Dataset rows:
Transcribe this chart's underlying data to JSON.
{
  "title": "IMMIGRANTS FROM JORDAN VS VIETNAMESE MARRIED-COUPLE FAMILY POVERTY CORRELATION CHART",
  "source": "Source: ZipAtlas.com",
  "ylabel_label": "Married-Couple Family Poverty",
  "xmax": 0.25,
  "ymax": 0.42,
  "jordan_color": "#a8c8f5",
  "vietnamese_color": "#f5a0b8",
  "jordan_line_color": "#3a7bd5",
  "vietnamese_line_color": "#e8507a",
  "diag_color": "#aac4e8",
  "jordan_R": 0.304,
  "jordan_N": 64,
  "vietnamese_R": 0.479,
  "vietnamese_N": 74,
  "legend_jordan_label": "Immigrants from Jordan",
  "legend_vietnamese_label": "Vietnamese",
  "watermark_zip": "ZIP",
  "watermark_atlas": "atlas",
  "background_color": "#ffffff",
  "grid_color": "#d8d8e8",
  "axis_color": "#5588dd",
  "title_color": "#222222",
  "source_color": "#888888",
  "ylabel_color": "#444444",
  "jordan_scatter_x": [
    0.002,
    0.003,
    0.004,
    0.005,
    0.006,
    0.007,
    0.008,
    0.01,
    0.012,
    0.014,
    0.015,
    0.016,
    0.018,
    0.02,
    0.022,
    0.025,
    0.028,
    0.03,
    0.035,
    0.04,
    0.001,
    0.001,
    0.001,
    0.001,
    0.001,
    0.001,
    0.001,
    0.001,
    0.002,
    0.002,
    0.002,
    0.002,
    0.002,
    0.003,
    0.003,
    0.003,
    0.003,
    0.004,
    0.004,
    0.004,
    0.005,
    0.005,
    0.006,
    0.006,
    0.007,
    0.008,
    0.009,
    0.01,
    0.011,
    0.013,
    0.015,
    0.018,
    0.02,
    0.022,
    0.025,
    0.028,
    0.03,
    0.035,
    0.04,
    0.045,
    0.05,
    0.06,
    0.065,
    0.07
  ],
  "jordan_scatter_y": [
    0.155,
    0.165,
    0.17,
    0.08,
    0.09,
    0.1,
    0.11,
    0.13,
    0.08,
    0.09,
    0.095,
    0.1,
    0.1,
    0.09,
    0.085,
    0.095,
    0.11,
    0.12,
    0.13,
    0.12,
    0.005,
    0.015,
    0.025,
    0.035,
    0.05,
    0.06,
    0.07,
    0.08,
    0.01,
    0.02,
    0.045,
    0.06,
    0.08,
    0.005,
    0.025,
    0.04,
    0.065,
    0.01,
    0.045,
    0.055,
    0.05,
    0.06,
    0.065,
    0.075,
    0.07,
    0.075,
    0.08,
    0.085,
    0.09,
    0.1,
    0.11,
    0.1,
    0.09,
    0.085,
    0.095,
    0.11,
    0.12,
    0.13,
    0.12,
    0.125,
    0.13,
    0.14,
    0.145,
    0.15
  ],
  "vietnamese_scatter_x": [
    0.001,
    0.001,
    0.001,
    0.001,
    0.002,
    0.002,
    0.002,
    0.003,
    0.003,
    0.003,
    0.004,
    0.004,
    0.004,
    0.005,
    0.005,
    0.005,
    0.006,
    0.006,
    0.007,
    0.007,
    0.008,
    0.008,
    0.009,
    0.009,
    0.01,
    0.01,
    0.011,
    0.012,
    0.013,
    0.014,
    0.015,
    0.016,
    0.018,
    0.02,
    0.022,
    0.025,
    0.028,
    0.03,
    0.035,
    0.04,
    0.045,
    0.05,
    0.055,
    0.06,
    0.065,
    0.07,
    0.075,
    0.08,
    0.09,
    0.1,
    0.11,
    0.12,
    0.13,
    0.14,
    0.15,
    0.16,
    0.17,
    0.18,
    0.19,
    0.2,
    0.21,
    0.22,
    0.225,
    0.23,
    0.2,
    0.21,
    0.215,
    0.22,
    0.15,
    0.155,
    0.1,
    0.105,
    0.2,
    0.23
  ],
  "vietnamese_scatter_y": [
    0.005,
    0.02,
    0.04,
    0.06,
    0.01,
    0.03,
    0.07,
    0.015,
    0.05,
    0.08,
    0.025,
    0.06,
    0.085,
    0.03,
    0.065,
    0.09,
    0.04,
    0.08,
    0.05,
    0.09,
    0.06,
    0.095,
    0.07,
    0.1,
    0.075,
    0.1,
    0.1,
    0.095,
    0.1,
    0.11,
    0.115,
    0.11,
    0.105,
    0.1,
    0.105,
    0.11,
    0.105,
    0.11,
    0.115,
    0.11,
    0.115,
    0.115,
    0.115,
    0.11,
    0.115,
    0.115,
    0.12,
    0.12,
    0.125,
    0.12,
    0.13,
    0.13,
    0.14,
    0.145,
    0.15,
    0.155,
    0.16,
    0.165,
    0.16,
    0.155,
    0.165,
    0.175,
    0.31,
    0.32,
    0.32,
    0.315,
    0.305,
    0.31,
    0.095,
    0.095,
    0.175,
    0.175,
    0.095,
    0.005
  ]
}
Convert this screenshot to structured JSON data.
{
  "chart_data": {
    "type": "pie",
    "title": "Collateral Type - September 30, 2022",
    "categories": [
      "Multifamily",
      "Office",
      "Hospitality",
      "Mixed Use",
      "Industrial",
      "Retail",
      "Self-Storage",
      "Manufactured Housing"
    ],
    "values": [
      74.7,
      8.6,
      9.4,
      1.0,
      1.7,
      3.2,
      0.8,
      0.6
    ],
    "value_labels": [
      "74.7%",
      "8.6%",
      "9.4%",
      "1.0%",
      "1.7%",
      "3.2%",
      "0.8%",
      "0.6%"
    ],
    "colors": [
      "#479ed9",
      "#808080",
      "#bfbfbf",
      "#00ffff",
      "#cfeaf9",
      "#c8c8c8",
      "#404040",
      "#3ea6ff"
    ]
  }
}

▸ What to do
Write out the material exactly as given.

▸ Reply
Transcribe this chart's underlying data to JSON.
{
  "title": "IMMIGRANTS FROM JORDAN VS VIETNAMESE MARRIED-COUPLE FAMILY POVERTY CORRELATION CHART",
  "source": "Source: ZipAtlas.com",
  "ylabel_label": "Married-Couple Family Poverty",
  "xmax": 0.25,
  "ymax": 0.42,
  "jordan_color": "#a8c8f5",
  "vietnamese_color": "#f5a0b8",
  "jordan_line_color": "#3a7bd5",
  "vietnamese_line_color": "#e8507a",
  "diag_color": "#aac4e8",
  "jordan_R": 0.304,
  "jordan_N": 64,
  "vietnamese_R": 0.479,
  "vietnamese_N": 74,
  "legend_jordan_label": "Immigrants from Jordan",
  "legend_vietnamese_label": "Vietnamese",
  "watermark_zip": "ZIP",
  "watermark_atlas": "atlas",
  "background_color": "#ffffff",
  "grid_color": "#d8d8e8",
  "axis_color": "#5588dd",
  "title_color": "#222222",
  "source_color": "#888888",
  "ylabel_color": "#444444",
  "jordan_scatter_x": [
    0.002,
    0.003,
    0.004,
    0.005,
    0.006,
    0.007,
    0.008,
    0.01,
    0.012,
    0.014,
    0.015,
    0.016,
    0.018,
    0.02,
    0.022,
    0.025,
    0.028,
    0.03,
    0.035,
    0.04,
    0.001,
    0.001,
    0.001,
    0.001,
    0.001,
    0.001,
    0.001,
    0.001,
    0.002,
    0.002,
    0.002,
    0.002,
    0.002,
    0.003,
    0.003,
    0.003,
    0.003,
    0.004,
    0.004,
    0.004,
    0.005,
    0.005,
    0.006,
    0.006,
    0.007,
    0.008,
    0.009,
    0.01,
    0.011,
    0.013,
    0.015,
    0.018,
    0.02,
    0.022,
    0.025,
    0.028,
    0.03,
    0.035,
    0.04,
    0.045,
    0.05,
    0.06,
    0.065,
    0.07
  ],
  "jordan_scatter_y": [
    0.155,
    0.165,
    0.17,
    0.08,
    0.09,
    0.1,
    0.11,
    0.13,
    0.08,
    0.09,
    0.095,
    0.1,
    0.1,
    0.09,
    0.085,
    0.095,
    0.11,
    0.12,
    0.13,
    0.12,
    0.005,
    0.015,
    0.025,
    0.035,
    0.05,
    0.06,
    0.07,
    0.08,
    0.01,
    0.02,
    0.045,
    0.06,
    0.08,
    0.005,
    0.025,
    0.04,
    0.065,
    0.01,
    0.045,
    0.055,
    0.05,
    0.06,
    0.065,
    0.075,
    0.07,
    0.075,
    0.08,
    0.085,
    0.09,
    0.1,
    0.11,
    0.1,
    0.09,
    0.085,
    0.095,
    0.11,
    0.12,
    0.13,
    0.12,
    0.125,
    0.13,
    0.14,
    0.145,
    0.15
  ],
  "vietnamese_scatter_x": [
    0.001,
    0.001,
    0.001,
    0.001,
    0.002,
    0.002,
    0.002,
    0.003,
    0.003,
    0.003,
    0.004,
    0.004,
    0.004,
    0.005,
    0.005,
    0.005,
    0.006,
    0.006,
    0.007,
    0.007,
    0.008,
    0.008,
    0.009,
    0.009,
    0.01,
    0.01,
    0.011,
    0.012,
    0.013,
    0.014,
    0.015,
    0.016,
    0.018,
    0.02,
    0.022,
    0.025,
    0.028,
    0.03,
    0.035,
    0.04,
    0.045,
    0.05,
    0.055,
    0.06,
    0.065,
    0.07,
    0.075,
    0.08,
    0.09,
    0.1,
    0.11,
    0.12,
    0.13,
    0.14,
    0.15,
    0.16,
    0.17,
    0.18,
    0.19,
    0.2,
    0.21,
    0.22,
    0.225,
    0.23,
    0.2,
    0.21,
    0.215,
    0.22,
    0.15,
    0.155,
    0.1,
    0.105,
    0.2,
    0.23
  ],
  "vietnamese_scatter_y": [
    0.005,
    0.02,
    0.04,
    0.06,
    0.01,
    0.03,
    0.07,
    0.015,
    0.05,
    0.08,
    0.025,
    0.06,
    0.085,
    0.03,
    0.065,
    0.09,
    0.04,
    0.08,
    0.05,
    0.09,
    0.06,
    0.095,
    0.07,
    0.1,
    0.075,
    0.1,
    0.1,
    0.095,
    0.1,
    0.11,
    0.115,
    0.11,
    0.105,
    0.1,
    0.105,
    0.11,
    0.105,
    0.11,
    0.115,
    0.11,
    0.115,
    0.115,
    0.115,
    0.11,
    0.115,
    0.115,
    0.12,
    0.12,
    0.125,
    0.12,
    0.13,
    0.13,
    0.14,
    0.145,
    0.15,
    0.155,
    0.16,
    0.165,
    0.16,
    0.155,
    0.165,
    0.175,
    0.31,
    0.32,
    0.32,
    0.315,
    0.305,
    0.31,
    0.095,
    0.095,
    0.175,
    0.175,
    0.095,
    0.005
  ]
}
Convert this screenshot to structured JSON data.
{
  "chart_data": {
    "type": "pie",
    "title": "Collateral Type - September 30, 2022",
    "categories": [
      "Multifamily",
      "Office",
      "Hospitality",
      "Mixed Use",
      "Industrial",
      "Retail",
      "Self-Storage",
      "Manufactured Housing"
    ],
    "values": [
      74.7,
      8.6,
      9.4,
      1.0,
      1.7,
      3.2,
      0.8,
      0.6
    ],
    "value_labels": [
      "74.7%",
      "8.6%",
      "9.4%",
      "1.0%",
      "1.7%",
      "3.2%",
      "0.8%",
      "0.6%"
    ],
    "colors": [
      "#479ed9",
      "#808080",
      "#bfbfbf",
      "#00ffff",
      "#cfeaf9",
      "#c8c8c8",
      "#404040",
      "#3ea6ff"
    ]
  }
}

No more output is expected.